§ **OBJETIVO A**
Reescribe de forma más breve el párrafo del texto sobre Ernesto Hernández Busto que comienza con "Es posible también que dicha inadvertencia". Conserva sus datos principales.
§ **OBJETIVO B**
Copia del texto sobre Ernesto Hernández Busto el pasaje que empieza en "La ruta natural" y sigue hasta "historiografía literaria del país.".
§ **OBJETIVO C**
Según el texto sobre Ernesto Hernández Busto, ¿desde hace cuánto tiempo radica Hernández Busto fuera del territorio nacional?

§ **FRAGMENTO DE LECTURA**

La ruta natural en Revista crítica




Ernesto Hernández Busto (La Habana, 1968) es uno de los escritores cubanos  menos conocidos en Cuba. Desconocimiento motivado, me apresuro a decirlo, por razones ajenas a los valores de su escasa pero cada vez más sólida obra, fundamentalmente ensayística. Quizás podamos atribuir esta omisión al hecho de que radique fuera del territorio nacional desde hace más de veinte años. No es el único que, por tal razón, padece esta condición de ignorado perpetuo –ahí tenemos el caso, casi paradigmático, y por solo citar un ejemplo, de José Manuel Prieto, tal vez el mejor novelista de mi generación–, aunque sí me atrevería a decir que puede ser Hernández Busto el más relegado o eludido.Sin embargo, cada nuevo libro suyo parece confirmar el dislate que tal omisión puede significar en la historiografía literaria del país.
 
Es posible también que dicha inadvertencia se deba al hecho de no haber publicado libro durante su corta estancia en la Isla. Aun así, es pertinente recordar la participación de Hernández Busto durante esa primera temporada de vida en dos sucesos literarios que, a mi modo de ver, resultaron fundamentales en el difícil y escabroso período transcurrido entre 1988 y 1992: el proyecto cultural Paideia y la revista Naranja Dulce, de los cuales fue fundador y activo participante. Tanto “La educación sentimental”, su columna en ND, como sus aportes teóricos al programa de estudio de Paideia resultan suficientes para avalar al menos una nota al pie en los “anales” de este fragmento de la historia literaria reciente en Cuba.

§ **DATOS PROPORCIONADOS**
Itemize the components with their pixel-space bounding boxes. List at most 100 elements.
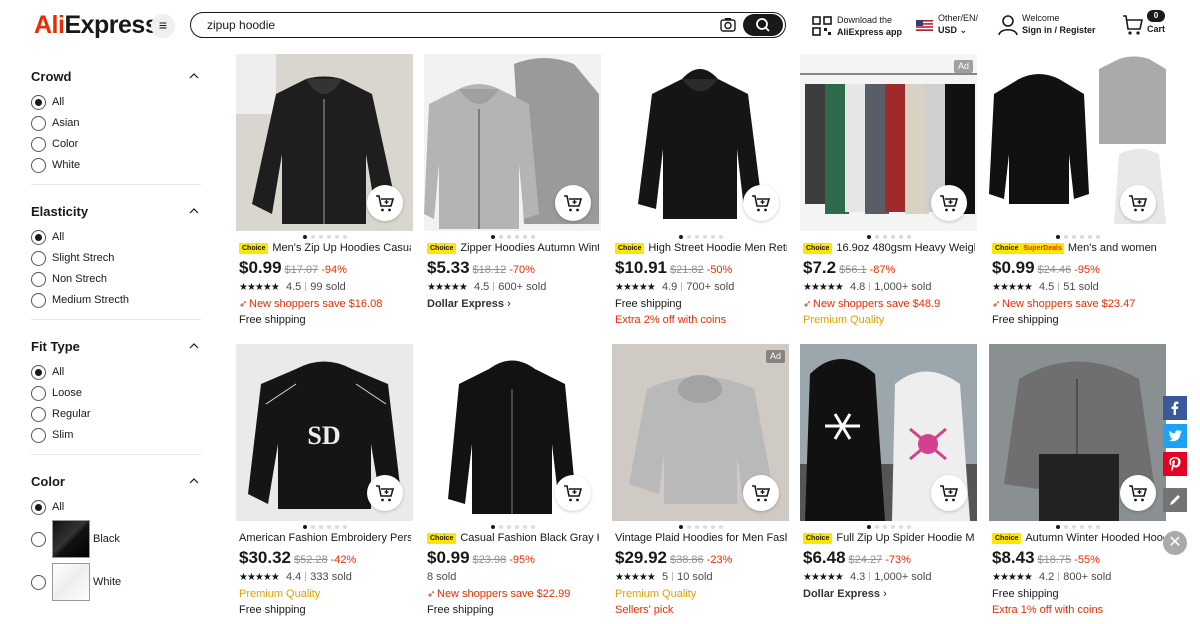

§ **SOLUCIÓN COMPLETA A**
Quizás influya también en ese olvido que Hernández Busto no publicara ningún libro durante su corta estancia en la Isla. Aun así, entre 1988 y 1992 fue fundador y activo participante de dos sucesos literarios fundamentales: el proyecto cultural Paideia y la revista Naranja Dulce. Su columna "La educación sentimental" en esa revista y sus aportes teóricos al programa de estudio de Paideia bastan para avalar al menos una nota al pie en la historia literaria reciente de Cuba.

§ **SOLUCIÓN COMPLETA B**
La ruta natural en Revista crítica




Ernesto Hernández Busto (La Habana, 1968) es uno de los escritores cubanos  menos conocidos en Cuba. Desconocimiento motivado, me apresuro a decirlo, por razones ajenas a los valores de su escasa pero cada vez más sólida obra, fundamentalmente ensayística. Quizás podamos atribuir esta omisión al hecho de que radique fuera del territorio nacional desde hace más de veinte años. No es el único que, por tal razón, padece esta condición de ignorado perpetuo –ahí tenemos el caso, casi paradigmático, y por solo citar un ejemplo, de José Manuel Prieto, tal vez el mejor novelista de mi generación–, aunque sí me atrevería a decir que puede ser Hernández Busto el más relegado o eludido.Sin embargo, cada nuevo libro suyo parece confirmar el dislate que tal omisión puede significar en la historiografía literaria del país.

§ **SOLUCIÓN COMPLETA C**
Desde hace más de veinte años.